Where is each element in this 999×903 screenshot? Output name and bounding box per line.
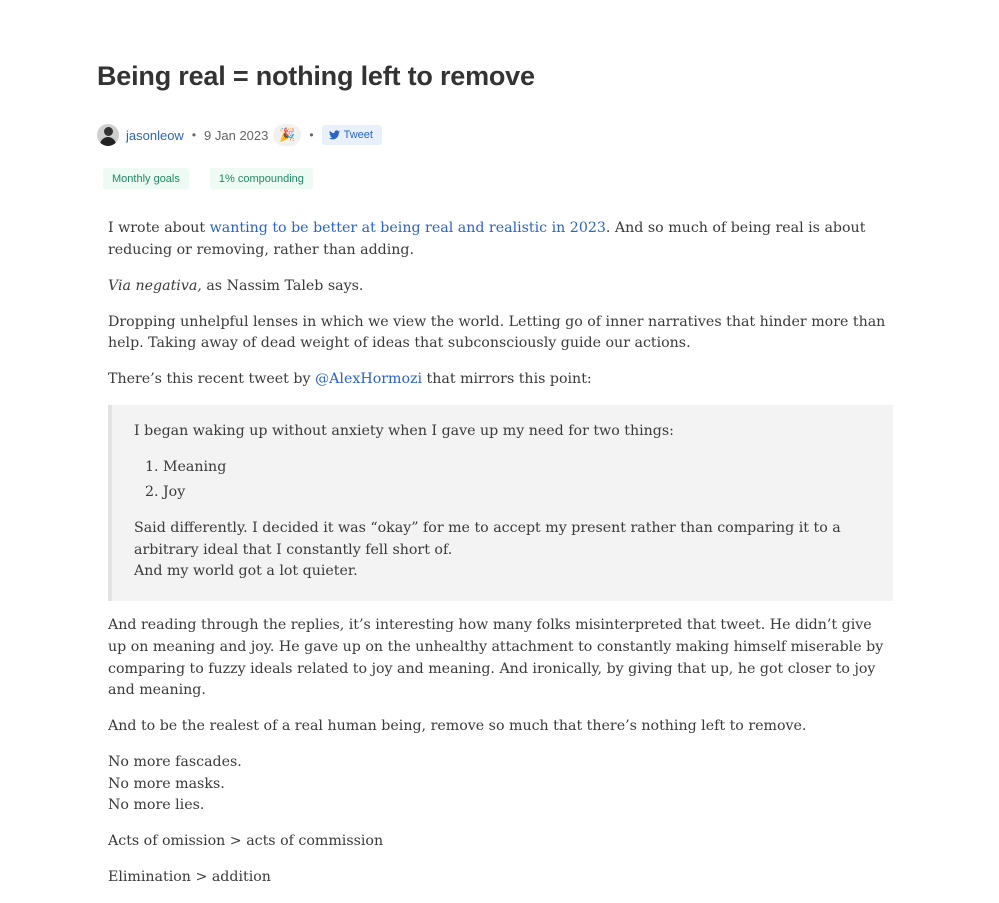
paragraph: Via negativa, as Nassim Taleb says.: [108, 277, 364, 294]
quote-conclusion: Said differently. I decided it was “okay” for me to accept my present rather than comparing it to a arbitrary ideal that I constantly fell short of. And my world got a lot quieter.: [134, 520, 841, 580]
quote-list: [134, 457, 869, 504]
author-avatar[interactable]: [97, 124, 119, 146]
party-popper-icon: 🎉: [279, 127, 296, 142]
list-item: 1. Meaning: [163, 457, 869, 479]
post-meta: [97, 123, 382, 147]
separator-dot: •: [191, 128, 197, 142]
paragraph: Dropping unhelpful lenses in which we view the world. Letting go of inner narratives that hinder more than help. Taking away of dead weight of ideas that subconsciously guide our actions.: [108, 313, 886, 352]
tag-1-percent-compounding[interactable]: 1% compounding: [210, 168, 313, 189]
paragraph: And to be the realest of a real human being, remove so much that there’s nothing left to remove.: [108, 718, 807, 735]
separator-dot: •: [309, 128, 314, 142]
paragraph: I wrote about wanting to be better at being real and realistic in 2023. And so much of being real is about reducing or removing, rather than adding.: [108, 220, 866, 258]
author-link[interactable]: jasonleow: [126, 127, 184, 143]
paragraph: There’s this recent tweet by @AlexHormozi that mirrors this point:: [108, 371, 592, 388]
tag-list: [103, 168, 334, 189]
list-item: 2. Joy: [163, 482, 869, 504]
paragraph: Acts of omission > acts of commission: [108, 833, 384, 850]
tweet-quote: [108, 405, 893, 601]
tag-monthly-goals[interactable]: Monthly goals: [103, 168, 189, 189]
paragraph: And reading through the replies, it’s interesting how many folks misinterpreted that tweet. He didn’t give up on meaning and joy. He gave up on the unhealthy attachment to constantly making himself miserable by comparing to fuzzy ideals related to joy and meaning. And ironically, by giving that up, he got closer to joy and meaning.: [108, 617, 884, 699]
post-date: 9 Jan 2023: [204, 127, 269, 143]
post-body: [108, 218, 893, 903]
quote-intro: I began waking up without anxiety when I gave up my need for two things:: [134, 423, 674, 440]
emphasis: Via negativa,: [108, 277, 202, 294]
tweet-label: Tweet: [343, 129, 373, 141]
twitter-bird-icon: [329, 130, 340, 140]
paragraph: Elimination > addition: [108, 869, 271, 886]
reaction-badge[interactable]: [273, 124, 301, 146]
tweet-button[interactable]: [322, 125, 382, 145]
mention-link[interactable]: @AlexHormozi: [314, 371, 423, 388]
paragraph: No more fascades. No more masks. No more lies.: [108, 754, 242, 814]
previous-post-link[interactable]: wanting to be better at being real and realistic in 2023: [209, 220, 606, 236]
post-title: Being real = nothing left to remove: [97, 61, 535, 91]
^^^^
Task objective:
Count the lines in the rows above that contain the string "post", and reply with the number alone.

Task output:
5